■ What is expected
Where a line below holds the string "Asset", copy that line.
[BEGIN]
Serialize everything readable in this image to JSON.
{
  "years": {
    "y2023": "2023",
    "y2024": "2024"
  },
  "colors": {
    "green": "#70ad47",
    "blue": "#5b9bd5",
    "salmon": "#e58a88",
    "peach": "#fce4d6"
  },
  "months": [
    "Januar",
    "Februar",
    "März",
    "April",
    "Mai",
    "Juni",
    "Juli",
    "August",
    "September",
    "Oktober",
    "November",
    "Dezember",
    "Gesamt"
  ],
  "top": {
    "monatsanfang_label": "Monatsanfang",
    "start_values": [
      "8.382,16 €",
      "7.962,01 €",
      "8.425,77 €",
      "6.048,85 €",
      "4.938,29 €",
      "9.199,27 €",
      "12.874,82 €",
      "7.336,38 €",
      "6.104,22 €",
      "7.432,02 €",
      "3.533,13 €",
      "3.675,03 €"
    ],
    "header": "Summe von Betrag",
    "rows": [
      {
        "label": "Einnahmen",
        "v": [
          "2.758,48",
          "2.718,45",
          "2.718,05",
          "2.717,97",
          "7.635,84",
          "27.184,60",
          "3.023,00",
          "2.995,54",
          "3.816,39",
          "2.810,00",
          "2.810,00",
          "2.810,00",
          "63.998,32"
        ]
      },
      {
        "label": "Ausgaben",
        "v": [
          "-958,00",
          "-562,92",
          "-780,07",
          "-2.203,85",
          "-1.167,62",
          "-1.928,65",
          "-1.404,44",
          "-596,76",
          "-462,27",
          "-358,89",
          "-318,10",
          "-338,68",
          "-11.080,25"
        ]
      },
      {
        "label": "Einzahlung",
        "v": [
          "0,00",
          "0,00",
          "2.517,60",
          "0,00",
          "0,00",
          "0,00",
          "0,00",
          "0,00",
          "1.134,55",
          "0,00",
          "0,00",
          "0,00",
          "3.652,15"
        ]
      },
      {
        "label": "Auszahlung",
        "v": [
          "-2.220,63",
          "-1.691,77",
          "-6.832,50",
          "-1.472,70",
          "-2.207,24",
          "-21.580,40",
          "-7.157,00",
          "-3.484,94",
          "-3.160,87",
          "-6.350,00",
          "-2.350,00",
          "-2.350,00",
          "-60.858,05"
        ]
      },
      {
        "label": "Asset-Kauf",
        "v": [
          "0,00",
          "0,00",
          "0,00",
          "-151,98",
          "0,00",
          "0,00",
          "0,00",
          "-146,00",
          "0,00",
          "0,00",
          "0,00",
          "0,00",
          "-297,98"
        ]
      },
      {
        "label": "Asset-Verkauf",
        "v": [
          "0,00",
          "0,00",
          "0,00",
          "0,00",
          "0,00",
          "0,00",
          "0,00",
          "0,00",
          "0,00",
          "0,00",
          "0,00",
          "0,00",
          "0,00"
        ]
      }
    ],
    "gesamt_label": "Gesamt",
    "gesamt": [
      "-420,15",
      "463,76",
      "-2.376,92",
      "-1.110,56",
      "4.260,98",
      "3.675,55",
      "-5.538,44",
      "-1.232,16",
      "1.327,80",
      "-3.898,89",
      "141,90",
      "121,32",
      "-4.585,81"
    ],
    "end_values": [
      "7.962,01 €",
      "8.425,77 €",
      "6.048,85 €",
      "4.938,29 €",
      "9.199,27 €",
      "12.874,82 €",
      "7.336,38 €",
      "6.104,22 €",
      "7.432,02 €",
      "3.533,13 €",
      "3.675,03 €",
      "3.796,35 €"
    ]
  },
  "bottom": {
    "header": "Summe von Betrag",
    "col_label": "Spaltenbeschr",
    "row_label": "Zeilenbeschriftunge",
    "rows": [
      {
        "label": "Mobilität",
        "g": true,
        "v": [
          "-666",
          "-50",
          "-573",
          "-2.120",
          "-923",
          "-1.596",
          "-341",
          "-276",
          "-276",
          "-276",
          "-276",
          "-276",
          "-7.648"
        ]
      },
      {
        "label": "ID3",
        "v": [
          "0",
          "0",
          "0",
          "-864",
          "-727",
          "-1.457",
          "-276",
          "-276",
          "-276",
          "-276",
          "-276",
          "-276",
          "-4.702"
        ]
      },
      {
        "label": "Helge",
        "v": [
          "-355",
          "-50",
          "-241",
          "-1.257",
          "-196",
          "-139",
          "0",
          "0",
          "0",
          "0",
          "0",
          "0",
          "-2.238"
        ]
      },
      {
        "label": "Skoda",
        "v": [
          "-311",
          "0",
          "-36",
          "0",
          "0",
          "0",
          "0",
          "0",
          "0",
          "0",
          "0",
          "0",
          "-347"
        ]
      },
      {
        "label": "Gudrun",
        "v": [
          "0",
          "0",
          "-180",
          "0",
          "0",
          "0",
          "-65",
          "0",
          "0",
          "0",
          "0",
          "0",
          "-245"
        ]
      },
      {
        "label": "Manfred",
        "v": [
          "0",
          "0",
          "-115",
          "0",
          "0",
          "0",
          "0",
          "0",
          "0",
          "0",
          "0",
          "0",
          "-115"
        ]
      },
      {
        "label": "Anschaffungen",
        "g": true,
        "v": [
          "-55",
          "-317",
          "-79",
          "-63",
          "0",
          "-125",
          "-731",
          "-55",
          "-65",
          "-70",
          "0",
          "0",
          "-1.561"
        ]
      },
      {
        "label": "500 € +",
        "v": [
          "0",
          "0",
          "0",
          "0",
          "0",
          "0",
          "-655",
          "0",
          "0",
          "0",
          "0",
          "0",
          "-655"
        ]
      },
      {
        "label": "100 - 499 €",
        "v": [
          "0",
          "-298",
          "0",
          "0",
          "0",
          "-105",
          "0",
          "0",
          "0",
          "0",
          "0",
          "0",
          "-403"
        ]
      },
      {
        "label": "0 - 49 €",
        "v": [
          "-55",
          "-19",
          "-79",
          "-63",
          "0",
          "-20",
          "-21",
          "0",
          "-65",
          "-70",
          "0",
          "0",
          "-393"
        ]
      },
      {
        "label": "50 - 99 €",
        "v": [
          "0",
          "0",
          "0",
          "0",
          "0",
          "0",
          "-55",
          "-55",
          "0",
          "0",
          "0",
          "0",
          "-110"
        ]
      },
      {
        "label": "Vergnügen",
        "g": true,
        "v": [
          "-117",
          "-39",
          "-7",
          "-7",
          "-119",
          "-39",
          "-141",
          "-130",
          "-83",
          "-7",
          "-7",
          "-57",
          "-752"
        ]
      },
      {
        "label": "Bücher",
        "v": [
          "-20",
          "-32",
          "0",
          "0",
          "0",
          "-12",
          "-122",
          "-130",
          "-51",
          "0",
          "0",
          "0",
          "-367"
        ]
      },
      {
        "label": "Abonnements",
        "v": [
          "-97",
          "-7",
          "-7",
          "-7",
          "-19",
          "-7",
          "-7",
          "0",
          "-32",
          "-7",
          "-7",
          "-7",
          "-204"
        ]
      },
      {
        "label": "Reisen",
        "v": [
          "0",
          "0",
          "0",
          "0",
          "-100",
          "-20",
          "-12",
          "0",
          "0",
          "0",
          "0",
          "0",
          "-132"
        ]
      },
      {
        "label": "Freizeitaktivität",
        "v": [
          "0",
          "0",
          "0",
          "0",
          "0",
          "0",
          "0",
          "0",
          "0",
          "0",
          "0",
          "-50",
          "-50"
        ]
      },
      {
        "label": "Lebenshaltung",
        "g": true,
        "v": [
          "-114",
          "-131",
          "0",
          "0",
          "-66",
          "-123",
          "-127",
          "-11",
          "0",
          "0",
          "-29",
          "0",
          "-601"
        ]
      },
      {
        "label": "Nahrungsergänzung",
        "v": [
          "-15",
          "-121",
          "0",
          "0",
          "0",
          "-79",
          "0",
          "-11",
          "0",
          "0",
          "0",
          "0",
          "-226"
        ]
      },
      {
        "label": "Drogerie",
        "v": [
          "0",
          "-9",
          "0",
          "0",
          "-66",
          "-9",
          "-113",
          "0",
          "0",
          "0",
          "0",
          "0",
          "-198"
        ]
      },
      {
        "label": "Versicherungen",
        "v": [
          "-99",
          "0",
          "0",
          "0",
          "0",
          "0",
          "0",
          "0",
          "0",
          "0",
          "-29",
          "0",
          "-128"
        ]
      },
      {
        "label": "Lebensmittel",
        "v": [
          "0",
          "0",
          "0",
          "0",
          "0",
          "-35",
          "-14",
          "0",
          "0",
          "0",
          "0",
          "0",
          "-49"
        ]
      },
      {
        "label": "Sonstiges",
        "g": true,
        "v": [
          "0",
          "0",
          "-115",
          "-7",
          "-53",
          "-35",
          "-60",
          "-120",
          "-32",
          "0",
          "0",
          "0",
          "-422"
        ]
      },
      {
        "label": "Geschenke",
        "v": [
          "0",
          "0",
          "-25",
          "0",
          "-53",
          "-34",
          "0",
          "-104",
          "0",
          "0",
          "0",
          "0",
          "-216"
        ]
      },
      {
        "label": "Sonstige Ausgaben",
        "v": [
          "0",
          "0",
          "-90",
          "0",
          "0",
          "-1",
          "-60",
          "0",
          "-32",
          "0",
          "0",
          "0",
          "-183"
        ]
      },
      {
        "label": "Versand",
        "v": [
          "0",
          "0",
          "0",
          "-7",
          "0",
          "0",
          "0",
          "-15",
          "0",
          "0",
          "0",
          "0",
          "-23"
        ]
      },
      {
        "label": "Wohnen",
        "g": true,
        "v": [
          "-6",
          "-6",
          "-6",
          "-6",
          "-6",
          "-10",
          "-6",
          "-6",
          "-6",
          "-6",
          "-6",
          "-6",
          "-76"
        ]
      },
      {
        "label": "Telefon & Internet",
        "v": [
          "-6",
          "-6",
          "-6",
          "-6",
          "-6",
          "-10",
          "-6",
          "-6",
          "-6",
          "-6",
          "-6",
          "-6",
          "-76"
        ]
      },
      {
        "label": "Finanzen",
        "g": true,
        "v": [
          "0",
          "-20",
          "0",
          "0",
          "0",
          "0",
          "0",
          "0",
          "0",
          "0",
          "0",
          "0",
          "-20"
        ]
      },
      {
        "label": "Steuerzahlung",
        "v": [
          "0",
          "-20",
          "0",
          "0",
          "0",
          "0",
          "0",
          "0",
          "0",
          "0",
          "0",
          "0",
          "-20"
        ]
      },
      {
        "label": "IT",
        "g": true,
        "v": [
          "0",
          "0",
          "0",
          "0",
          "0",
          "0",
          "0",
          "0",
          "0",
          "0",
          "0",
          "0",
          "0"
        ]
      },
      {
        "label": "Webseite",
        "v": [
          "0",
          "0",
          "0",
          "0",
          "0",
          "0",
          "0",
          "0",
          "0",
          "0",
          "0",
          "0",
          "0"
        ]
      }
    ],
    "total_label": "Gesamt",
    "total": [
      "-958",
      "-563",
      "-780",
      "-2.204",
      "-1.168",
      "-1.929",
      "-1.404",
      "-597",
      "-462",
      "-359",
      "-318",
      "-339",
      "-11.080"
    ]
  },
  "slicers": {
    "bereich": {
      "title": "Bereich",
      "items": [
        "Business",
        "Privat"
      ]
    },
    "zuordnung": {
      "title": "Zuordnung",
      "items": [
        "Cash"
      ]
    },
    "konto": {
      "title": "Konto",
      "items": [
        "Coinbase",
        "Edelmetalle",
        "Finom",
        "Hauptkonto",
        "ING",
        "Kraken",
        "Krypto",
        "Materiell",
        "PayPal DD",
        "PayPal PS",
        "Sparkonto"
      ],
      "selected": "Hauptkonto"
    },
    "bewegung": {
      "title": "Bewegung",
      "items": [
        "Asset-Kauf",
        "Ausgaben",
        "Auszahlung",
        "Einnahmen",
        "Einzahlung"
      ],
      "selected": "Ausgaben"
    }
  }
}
[END]
■ Answer below
        "label": "Asset-Kauf",
        "label": "Asset-Verkauf",
        "Asset-Kauf",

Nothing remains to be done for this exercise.